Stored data
╭──

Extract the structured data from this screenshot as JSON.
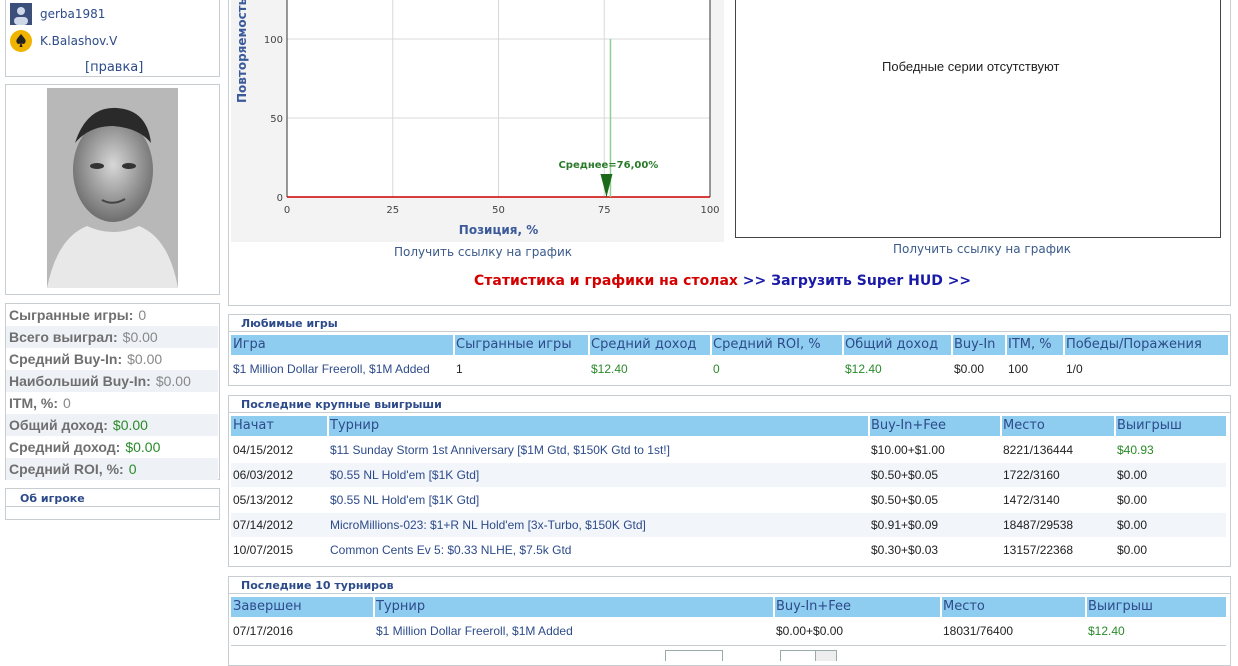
{
  "friends": [
    {
      "name": "gerba1981"
    },
    {
      "name": "K.Balashov.V"
    }
  ],
  "edit_link": "[правка]",
  "player_stats": [
    {
      "label": "Сыгранные игры:",
      "value": "0"
    },
    {
      "label": "Всего выиграл:",
      "value": "$0.00"
    },
    {
      "label": "Средний Buy-In:",
      "value": "$0.00"
    },
    {
      "label": "Наибольший Buy-In:",
      "value": "$0.00"
    },
    {
      "label": "ITM, %:",
      "value": "0"
    },
    {
      "label": "Общий доход:",
      "value": "$0.00"
    },
    {
      "label": "Средний доход:",
      "value": "$0.00"
    },
    {
      "label": "Средний ROI, %:",
      "value": "0"
    }
  ],
  "about_player": "Об игроке",
  "chart_data": {
    "type": "bar",
    "xlabel": "Позиция, %",
    "ylabel": "Повторяемость",
    "xlim": [
      0,
      100
    ],
    "ylim": [
      0,
      100
    ],
    "xticks": [
      "0",
      "25",
      "50",
      "75",
      "100"
    ],
    "yticks": [
      "0",
      "50",
      "100"
    ],
    "bars": [
      {
        "x": 76,
        "y": 100
      }
    ],
    "annotation": "Среднее=76,00%",
    "mean_x": 76
  },
  "get_chart_link_1": "Получить ссылку на график",
  "no_streaks_text": "Победные серии отсутствуют",
  "get_chart_link_2": "Получить ссылку на график",
  "promo": {
    "red": "Статистика и графики на столах",
    "blue": ">> Загрузить Super HUD >>"
  },
  "favorite_games": {
    "title": "Любимые игры",
    "headers": [
      "Игра",
      "Сыгранные игры",
      "Средний доход",
      "Средний ROI, %",
      "Общий доход",
      "Buy-In",
      "ITM, %",
      "Победы/Поражения"
    ],
    "rows": [
      [
        "$1 Million Dollar Freeroll, $1M Added",
        "1",
        "$12.40",
        "0",
        "$12.40",
        "$0.00",
        "100",
        "1/0"
      ]
    ]
  },
  "big_wins": {
    "title": "Последние крупные выигрыши",
    "headers": [
      "Начат",
      "Турнир",
      "Buy-In+Fee",
      "Место",
      "Выигрыш"
    ],
    "rows": [
      [
        "04/15/2012",
        "$11 Sunday Storm 1st Anniversary [$1M Gtd, $150K Gtd to 1st!]",
        "$10.00+$1.00",
        "8221/136444",
        "$40.93"
      ],
      [
        "06/03/2012",
        "$0.55 NL Hold'em [$1K Gtd]",
        "$0.50+$0.05",
        "1722/3160",
        "$0.00"
      ],
      [
        "05/13/2012",
        "$0.55 NL Hold'em [$1K Gtd]",
        "$0.50+$0.05",
        "1472/3140",
        "$0.00"
      ],
      [
        "07/14/2012",
        "MicroMillions-023: $1+R NL Hold'em [3x-Turbo, $150K Gtd]",
        "$0.91+$0.09",
        "18487/29538",
        "$0.00"
      ],
      [
        "10/07/2015",
        "Common Cents Ev 5: $0.33 NLHE, $7.5k Gtd",
        "$0.30+$0.03",
        "13157/22368",
        "$0.00"
      ]
    ]
  },
  "last_tournaments": {
    "title": "Последние 10 турниров",
    "headers": [
      "Завершен",
      "Турнир",
      "Buy-In+Fee",
      "Место",
      "Выигрыш"
    ],
    "rows": [
      [
        "07/17/2016",
        "$1 Million Dollar Freeroll, $1M Added",
        "$0.00+$0.00",
        "18031/76400",
        "$12.40"
      ]
    ]
  }
}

╰──

[TASK DETAILS] Write out every record above exactly as it stands, but leave out the pictures.

[OUTPUT]
Extract the structured data from this screenshot as JSON.
{
  "friends": [
    {
      "name": "gerba1981"
    },
    {
      "name": "K.Balashov.V"
    }
  ],
  "edit_link": "[правка]",
  "player_stats": [
    {
      "label": "Сыгранные игры:",
      "value": "0"
    },
    {
      "label": "Всего выиграл:",
      "value": "$0.00"
    },
    {
      "label": "Средний Buy-In:",
      "value": "$0.00"
    },
    {
      "label": "Наибольший Buy-In:",
      "value": "$0.00"
    },
    {
      "label": "ITM, %:",
      "value": "0"
    },
    {
      "label": "Общий доход:",
      "value": "$0.00"
    },
    {
      "label": "Средний доход:",
      "value": "$0.00"
    },
    {
      "label": "Средний ROI, %:",
      "value": "0"
    }
  ],
  "about_player": "Об игроке",
  "chart_data": {
    "type": "bar",
    "xlabel": "Позиция, %",
    "ylabel": "Повторяемость",
    "xlim": [
      0,
      100
    ],
    "ylim": [
      0,
      100
    ],
    "xticks": [
      "0",
      "25",
      "50",
      "75",
      "100"
    ],
    "yticks": [
      "0",
      "50",
      "100"
    ],
    "bars": [
      {
        "x": 76,
        "y": 100
      }
    ],
    "annotation": "Среднее=76,00%",
    "mean_x": 76
  },
  "get_chart_link_1": "Получить ссылку на график",
  "no_streaks_text": "Победные серии отсутствуют",
  "get_chart_link_2": "Получить ссылку на график",
  "promo": {
    "red": "Статистика и графики на столах",
    "blue": ">> Загрузить Super HUD >>"
  },
  "favorite_games": {
    "title": "Любимые игры",
    "headers": [
      "Игра",
      "Сыгранные игры",
      "Средний доход",
      "Средний ROI, %",
      "Общий доход",
      "Buy-In",
      "ITM, %",
      "Победы/Поражения"
    ],
    "rows": [
      [
        "$1 Million Dollar Freeroll, $1M Added",
        "1",
        "$12.40",
        "0",
        "$12.40",
        "$0.00",
        "100",
        "1/0"
      ]
    ]
  },
  "big_wins": {
    "title": "Последние крупные выигрыши",
    "headers": [
      "Начат",
      "Турнир",
      "Buy-In+Fee",
      "Место",
      "Выигрыш"
    ],
    "rows": [
      [
        "04/15/2012",
        "$11 Sunday Storm 1st Anniversary [$1M Gtd, $150K Gtd to 1st!]",
        "$10.00+$1.00",
        "8221/136444",
        "$40.93"
      ],
      [
        "06/03/2012",
        "$0.55 NL Hold'em [$1K Gtd]",
        "$0.50+$0.05",
        "1722/3160",
        "$0.00"
      ],
      [
        "05/13/2012",
        "$0.55 NL Hold'em [$1K Gtd]",
        "$0.50+$0.05",
        "1472/3140",
        "$0.00"
      ],
      [
        "07/14/2012",
        "MicroMillions-023: $1+R NL Hold'em [3x-Turbo, $150K Gtd]",
        "$0.91+$0.09",
        "18487/29538",
        "$0.00"
      ],
      [
        "10/07/2015",
        "Common Cents Ev 5: $0.33 NLHE, $7.5k Gtd",
        "$0.30+$0.03",
        "13157/22368",
        "$0.00"
      ]
    ]
  },
  "last_tournaments": {
    "title": "Последние 10 турниров",
    "headers": [
      "Завершен",
      "Турнир",
      "Buy-In+Fee",
      "Место",
      "Выигрыш"
    ],
    "rows": [
      [
        "07/17/2016",
        "$1 Million Dollar Freeroll, $1M Added",
        "$0.00+$0.00",
        "18031/76400",
        "$12.40"
      ]
    ]
  }
}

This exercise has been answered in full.